What the exercise asks ▸ Could you copy out all of the rows below word for word, without changing anything, and leave out the pictures?

+ + + +

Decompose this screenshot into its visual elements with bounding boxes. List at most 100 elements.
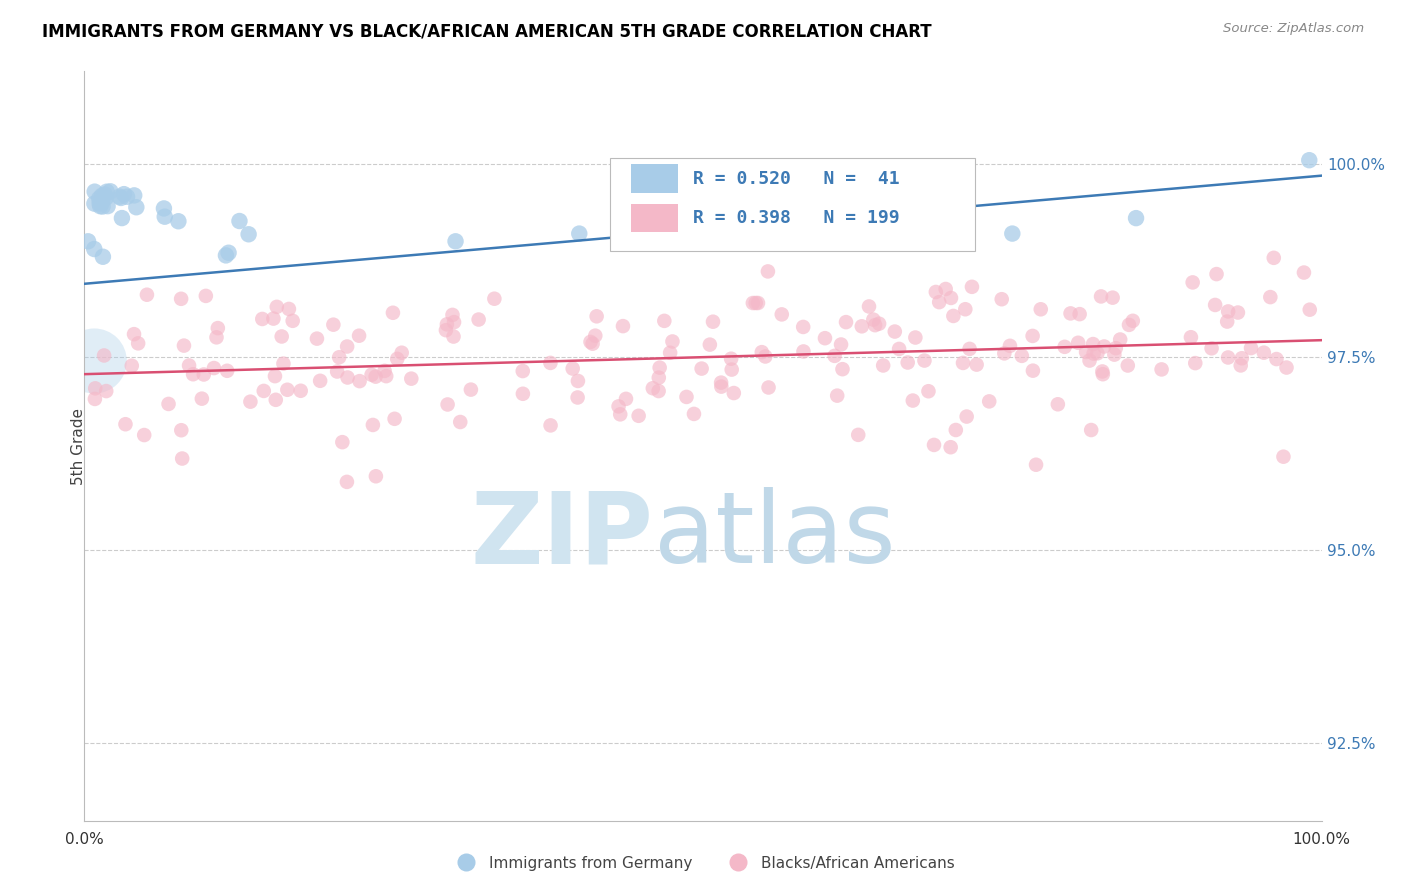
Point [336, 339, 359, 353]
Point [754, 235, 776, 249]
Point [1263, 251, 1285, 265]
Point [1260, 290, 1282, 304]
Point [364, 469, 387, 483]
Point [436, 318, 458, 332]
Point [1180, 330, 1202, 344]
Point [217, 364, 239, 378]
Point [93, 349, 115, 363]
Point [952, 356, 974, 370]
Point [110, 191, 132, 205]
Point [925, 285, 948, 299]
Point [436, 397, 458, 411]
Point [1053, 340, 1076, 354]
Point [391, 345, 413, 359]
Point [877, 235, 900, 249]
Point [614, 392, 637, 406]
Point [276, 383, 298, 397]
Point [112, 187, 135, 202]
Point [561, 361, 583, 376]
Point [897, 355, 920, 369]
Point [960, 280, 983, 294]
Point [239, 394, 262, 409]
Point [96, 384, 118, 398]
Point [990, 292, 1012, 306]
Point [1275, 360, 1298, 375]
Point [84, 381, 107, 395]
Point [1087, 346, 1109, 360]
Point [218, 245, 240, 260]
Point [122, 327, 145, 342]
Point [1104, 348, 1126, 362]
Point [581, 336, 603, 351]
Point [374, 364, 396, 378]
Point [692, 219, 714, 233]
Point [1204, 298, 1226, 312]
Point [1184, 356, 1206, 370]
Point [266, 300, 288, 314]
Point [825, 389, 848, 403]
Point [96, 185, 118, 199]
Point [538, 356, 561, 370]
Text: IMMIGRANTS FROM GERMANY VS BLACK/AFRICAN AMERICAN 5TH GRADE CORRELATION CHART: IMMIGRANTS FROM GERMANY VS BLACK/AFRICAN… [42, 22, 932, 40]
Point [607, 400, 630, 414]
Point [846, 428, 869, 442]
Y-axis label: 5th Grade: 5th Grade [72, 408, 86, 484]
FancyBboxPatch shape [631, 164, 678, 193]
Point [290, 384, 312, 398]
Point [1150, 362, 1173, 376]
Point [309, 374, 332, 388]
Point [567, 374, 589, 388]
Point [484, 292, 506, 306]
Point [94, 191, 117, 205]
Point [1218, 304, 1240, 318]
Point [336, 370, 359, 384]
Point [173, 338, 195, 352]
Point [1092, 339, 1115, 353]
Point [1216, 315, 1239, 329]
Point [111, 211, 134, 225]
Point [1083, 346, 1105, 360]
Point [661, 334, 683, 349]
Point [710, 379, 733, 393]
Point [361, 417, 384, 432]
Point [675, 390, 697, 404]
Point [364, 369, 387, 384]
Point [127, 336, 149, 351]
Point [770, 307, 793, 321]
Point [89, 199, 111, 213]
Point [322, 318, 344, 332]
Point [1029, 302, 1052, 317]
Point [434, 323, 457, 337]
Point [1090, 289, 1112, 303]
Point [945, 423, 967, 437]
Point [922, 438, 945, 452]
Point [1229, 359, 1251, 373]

+ + + +

Finished exercise ▸
Decompose this screenshot into its visual elements with bounding boxes. List at most 100 elements.
Point [336, 339, 359, 353]
Point [754, 235, 776, 249]
Point [1263, 251, 1285, 265]
Point [1260, 290, 1282, 304]
Point [364, 469, 387, 483]
Point [436, 318, 458, 332]
Point [1180, 330, 1202, 344]
Point [217, 364, 239, 378]
Point [93, 349, 115, 363]
Point [952, 356, 974, 370]
Point [110, 191, 132, 205]
Point [925, 285, 948, 299]
Point [436, 397, 458, 411]
Point [1053, 340, 1076, 354]
Point [391, 345, 413, 359]
Point [877, 235, 900, 249]
Point [614, 392, 637, 406]
Point [276, 383, 298, 397]
Point [112, 187, 135, 202]
Point [561, 361, 583, 376]
Point [897, 355, 920, 369]
Point [960, 280, 983, 294]
Point [239, 394, 262, 409]
Point [96, 384, 118, 398]
Point [990, 292, 1012, 306]
Point [1275, 360, 1298, 375]
Point [84, 381, 107, 395]
Point [1087, 346, 1109, 360]
Point [218, 245, 240, 260]
Point [122, 327, 145, 342]
Point [1104, 348, 1126, 362]
Point [581, 336, 603, 351]
Point [374, 364, 396, 378]
Point [692, 219, 714, 233]
Point [1204, 298, 1226, 312]
Point [1184, 356, 1206, 370]
Point [266, 300, 288, 314]
Point [825, 389, 848, 403]
Point [96, 185, 118, 199]
Point [538, 356, 561, 370]
Text: IMMIGRANTS FROM GERMANY VS BLACK/AFRICAN AMERICAN 5TH GRADE CORRELATION CHART: IMMIGRANTS FROM GERMANY VS BLACK/AFRICAN… [42, 22, 932, 40]
Point [607, 400, 630, 414]
Point [846, 428, 869, 442]
Y-axis label: 5th Grade: 5th Grade [72, 408, 86, 484]
FancyBboxPatch shape [631, 164, 678, 193]
Point [290, 384, 312, 398]
Point [1150, 362, 1173, 376]
Point [309, 374, 332, 388]
Point [567, 374, 589, 388]
Point [484, 292, 506, 306]
Point [94, 191, 117, 205]
Point [1218, 304, 1240, 318]
Point [336, 370, 359, 384]
Point [173, 338, 195, 352]
Point [1092, 339, 1115, 353]
Point [1216, 315, 1239, 329]
Point [111, 211, 134, 225]
Point [1083, 346, 1105, 360]
Point [661, 334, 683, 349]
Point [710, 379, 733, 393]
Point [361, 417, 384, 432]
Point [675, 390, 697, 404]
Point [364, 369, 387, 384]
Point [127, 336, 149, 351]
Point [770, 307, 793, 321]
Point [89, 199, 111, 213]
Point [322, 318, 344, 332]
Point [1029, 302, 1052, 317]
Point [434, 323, 457, 337]
Point [1090, 289, 1112, 303]
Point [945, 423, 967, 437]
Point [922, 438, 945, 452]
Point [1229, 359, 1251, 373]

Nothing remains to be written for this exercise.